■ What this task involves
Search the listing below for the string "color" and copy every line where it occurs.

■ Provided data
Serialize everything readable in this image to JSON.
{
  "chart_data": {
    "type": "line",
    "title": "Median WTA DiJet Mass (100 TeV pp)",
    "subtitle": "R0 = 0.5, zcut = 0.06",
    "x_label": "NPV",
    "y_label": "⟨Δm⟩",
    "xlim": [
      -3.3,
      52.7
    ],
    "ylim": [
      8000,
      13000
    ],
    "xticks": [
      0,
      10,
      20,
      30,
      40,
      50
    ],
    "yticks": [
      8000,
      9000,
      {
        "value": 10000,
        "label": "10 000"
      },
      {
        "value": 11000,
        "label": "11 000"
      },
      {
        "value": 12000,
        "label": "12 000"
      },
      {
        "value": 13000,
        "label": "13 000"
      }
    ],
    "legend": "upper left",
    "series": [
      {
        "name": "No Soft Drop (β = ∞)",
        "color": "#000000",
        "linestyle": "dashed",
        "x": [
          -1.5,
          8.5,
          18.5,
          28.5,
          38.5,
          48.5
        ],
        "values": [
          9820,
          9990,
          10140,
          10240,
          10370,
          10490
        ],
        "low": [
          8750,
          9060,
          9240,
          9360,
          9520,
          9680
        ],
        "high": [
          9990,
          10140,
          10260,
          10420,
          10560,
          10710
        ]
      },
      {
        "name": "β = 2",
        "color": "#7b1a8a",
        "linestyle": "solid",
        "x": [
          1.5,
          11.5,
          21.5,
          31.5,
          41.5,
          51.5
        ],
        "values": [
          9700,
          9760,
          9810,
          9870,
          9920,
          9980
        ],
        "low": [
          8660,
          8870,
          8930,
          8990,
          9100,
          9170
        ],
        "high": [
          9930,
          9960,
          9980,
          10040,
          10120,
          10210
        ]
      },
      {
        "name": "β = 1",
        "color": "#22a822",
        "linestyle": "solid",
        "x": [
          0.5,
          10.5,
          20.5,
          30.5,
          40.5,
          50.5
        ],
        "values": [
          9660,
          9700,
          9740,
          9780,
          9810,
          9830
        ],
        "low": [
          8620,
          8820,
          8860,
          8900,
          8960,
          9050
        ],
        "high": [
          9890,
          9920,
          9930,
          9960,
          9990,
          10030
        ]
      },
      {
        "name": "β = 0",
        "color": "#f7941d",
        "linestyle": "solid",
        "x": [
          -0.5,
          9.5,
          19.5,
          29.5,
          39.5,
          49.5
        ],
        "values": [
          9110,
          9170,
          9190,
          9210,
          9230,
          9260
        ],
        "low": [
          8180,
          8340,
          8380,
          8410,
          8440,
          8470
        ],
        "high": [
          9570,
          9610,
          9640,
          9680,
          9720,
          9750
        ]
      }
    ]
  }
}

■ Complete response
        "color": "#000000",
        "color": "#7b1a8a",
        "color": "#22a822",
        "color": "#f7941d",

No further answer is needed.